• [Your objective]:
Repeat everything in the material exactly.

• [Provided data]:
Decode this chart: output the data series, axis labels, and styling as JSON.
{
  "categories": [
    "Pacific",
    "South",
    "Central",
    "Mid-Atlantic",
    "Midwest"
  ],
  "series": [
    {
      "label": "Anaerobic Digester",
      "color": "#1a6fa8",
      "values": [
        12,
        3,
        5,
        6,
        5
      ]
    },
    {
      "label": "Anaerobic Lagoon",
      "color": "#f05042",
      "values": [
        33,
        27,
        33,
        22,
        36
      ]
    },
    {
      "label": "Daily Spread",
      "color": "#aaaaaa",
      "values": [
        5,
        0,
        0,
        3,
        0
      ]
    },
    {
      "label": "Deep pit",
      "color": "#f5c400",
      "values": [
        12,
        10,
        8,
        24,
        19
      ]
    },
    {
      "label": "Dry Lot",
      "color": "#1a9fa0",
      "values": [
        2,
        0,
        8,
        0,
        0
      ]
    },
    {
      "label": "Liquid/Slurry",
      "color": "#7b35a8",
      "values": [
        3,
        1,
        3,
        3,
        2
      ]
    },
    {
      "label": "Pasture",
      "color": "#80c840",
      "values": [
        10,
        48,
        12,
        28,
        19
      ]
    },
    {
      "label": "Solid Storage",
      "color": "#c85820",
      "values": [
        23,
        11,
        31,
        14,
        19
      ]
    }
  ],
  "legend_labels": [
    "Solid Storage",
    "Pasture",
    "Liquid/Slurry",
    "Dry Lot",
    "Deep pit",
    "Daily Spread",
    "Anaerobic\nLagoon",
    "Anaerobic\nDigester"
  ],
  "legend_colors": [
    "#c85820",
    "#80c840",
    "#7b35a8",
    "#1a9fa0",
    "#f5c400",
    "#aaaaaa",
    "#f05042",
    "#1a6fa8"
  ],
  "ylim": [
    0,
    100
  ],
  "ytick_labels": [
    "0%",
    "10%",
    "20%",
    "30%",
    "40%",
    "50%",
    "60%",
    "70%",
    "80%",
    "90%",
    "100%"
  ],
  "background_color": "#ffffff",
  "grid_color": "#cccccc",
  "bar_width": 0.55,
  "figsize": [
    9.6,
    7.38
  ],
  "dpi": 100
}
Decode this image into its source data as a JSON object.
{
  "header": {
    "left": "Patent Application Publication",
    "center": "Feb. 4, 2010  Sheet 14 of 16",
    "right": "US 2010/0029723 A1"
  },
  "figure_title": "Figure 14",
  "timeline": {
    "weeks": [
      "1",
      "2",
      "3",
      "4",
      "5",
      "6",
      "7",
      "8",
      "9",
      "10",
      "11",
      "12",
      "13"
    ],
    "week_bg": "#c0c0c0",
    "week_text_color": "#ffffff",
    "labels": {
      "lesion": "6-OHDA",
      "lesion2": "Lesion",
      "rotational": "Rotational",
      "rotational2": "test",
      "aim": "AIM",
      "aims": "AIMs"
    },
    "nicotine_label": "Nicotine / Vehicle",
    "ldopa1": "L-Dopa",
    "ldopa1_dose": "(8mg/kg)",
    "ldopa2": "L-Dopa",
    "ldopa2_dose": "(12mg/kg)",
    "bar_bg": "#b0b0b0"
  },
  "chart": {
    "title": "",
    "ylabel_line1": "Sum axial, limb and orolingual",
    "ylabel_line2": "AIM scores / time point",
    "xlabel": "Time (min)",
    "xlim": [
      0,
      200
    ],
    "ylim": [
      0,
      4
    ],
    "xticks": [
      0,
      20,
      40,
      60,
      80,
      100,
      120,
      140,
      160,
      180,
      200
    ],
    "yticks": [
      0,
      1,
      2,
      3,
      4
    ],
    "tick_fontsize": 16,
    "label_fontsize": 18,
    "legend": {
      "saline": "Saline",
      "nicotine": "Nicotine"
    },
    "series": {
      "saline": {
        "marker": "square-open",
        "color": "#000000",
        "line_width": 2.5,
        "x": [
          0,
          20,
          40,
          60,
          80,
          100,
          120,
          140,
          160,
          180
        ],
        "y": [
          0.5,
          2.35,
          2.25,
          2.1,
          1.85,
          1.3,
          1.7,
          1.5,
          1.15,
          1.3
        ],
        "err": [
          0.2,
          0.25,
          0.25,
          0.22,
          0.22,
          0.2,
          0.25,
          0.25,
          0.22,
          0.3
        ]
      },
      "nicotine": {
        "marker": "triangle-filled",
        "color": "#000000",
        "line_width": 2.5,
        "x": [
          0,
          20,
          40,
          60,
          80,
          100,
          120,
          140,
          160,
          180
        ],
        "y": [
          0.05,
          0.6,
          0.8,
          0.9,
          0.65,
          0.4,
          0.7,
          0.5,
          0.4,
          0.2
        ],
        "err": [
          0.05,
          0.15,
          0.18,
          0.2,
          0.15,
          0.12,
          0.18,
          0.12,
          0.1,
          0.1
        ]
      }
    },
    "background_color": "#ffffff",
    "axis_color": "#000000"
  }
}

• [The response]:
Decode this chart: output the data series, axis labels, and styling as JSON.
{
  "categories": [
    "Pacific",
    "South",
    "Central",
    "Mid-Atlantic",
    "Midwest"
  ],
  "series": [
    {
      "label": "Anaerobic Digester",
      "color": "#1a6fa8",
      "values": [
        12,
        3,
        5,
        6,
        5
      ]
    },
    {
      "label": "Anaerobic Lagoon",
      "color": "#f05042",
      "values": [
        33,
        27,
        33,
        22,
        36
      ]
    },
    {
      "label": "Daily Spread",
      "color": "#aaaaaa",
      "values": [
        5,
        0,
        0,
        3,
        0
      ]
    },
    {
      "label": "Deep pit",
      "color": "#f5c400",
      "values": [
        12,
        10,
        8,
        24,
        19
      ]
    },
    {
      "label": "Dry Lot",
      "color": "#1a9fa0",
      "values": [
        2,
        0,
        8,
        0,
        0
      ]
    },
    {
      "label": "Liquid/Slurry",
      "color": "#7b35a8",
      "values": [
        3,
        1,
        3,
        3,
        2
      ]
    },
    {
      "label": "Pasture",
      "color": "#80c840",
      "values": [
        10,
        48,
        12,
        28,
        19
      ]
    },
    {
      "label": "Solid Storage",
      "color": "#c85820",
      "values": [
        23,
        11,
        31,
        14,
        19
      ]
    }
  ],
  "legend_labels": [
    "Solid Storage",
    "Pasture",
    "Liquid/Slurry",
    "Dry Lot",
    "Deep pit",
    "Daily Spread",
    "Anaerobic\nLagoon",
    "Anaerobic\nDigester"
  ],
  "legend_colors": [
    "#c85820",
    "#80c840",
    "#7b35a8",
    "#1a9fa0",
    "#f5c400",
    "#aaaaaa",
    "#f05042",
    "#1a6fa8"
  ],
  "ylim": [
    0,
    100
  ],
  "ytick_labels": [
    "0%",
    "10%",
    "20%",
    "30%",
    "40%",
    "50%",
    "60%",
    "70%",
    "80%",
    "90%",
    "100%"
  ],
  "background_color": "#ffffff",
  "grid_color": "#cccccc",
  "bar_width": 0.55,
  "figsize": [
    9.6,
    7.38
  ],
  "dpi": 100
}
Decode this image into its source data as a JSON object.
{
  "header": {
    "left": "Patent Application Publication",
    "center": "Feb. 4, 2010  Sheet 14 of 16",
    "right": "US 2010/0029723 A1"
  },
  "figure_title": "Figure 14",
  "timeline": {
    "weeks": [
      "1",
      "2",
      "3",
      "4",
      "5",
      "6",
      "7",
      "8",
      "9",
      "10",
      "11",
      "12",
      "13"
    ],
    "week_bg": "#c0c0c0",
    "week_text_color": "#ffffff",
    "labels": {
      "lesion": "6-OHDA",
      "lesion2": "Lesion",
      "rotational": "Rotational",
      "rotational2": "test",
      "aim": "AIM",
      "aims": "AIMs"
    },
    "nicotine_label": "Nicotine / Vehicle",
    "ldopa1": "L-Dopa",
    "ldopa1_dose": "(8mg/kg)",
    "ldopa2": "L-Dopa",
    "ldopa2_dose": "(12mg/kg)",
    "bar_bg": "#b0b0b0"
  },
  "chart": {
    "title": "",
    "ylabel_line1": "Sum axial, limb and orolingual",
    "ylabel_line2": "AIM scores / time point",
    "xlabel": "Time (min)",
    "xlim": [
      0,
      200
    ],
    "ylim": [
      0,
      4
    ],
    "xticks": [
      0,
      20,
      40,
      60,
      80,
      100,
      120,
      140,
      160,
      180,
      200
    ],
    "yticks": [
      0,
      1,
      2,
      3,
      4
    ],
    "tick_fontsize": 16,
    "label_fontsize": 18,
    "legend": {
      "saline": "Saline",
      "nicotine": "Nicotine"
    },
    "series": {
      "saline": {
        "marker": "square-open",
        "color": "#000000",
        "line_width": 2.5,
        "x": [
          0,
          20,
          40,
          60,
          80,
          100,
          120,
          140,
          160,
          180
        ],
        "y": [
          0.5,
          2.35,
          2.25,
          2.1,
          1.85,
          1.3,
          1.7,
          1.5,
          1.15,
          1.3
        ],
        "err": [
          0.2,
          0.25,
          0.25,
          0.22,
          0.22,
          0.2,
          0.25,
          0.25,
          0.22,
          0.3
        ]
      },
      "nicotine": {
        "marker": "triangle-filled",
        "color": "#000000",
        "line_width": 2.5,
        "x": [
          0,
          20,
          40,
          60,
          80,
          100,
          120,
          140,
          160,
          180
        ],
        "y": [
          0.05,
          0.6,
          0.8,
          0.9,
          0.65,
          0.4,
          0.7,
          0.5,
          0.4,
          0.2
        ],
        "err": [
          0.05,
          0.15,
          0.18,
          0.2,
          0.15,
          0.12,
          0.18,
          0.12,
          0.1,
          0.1
        ]
      }
    },
    "background_color": "#ffffff",
    "axis_color": "#000000"
  }
}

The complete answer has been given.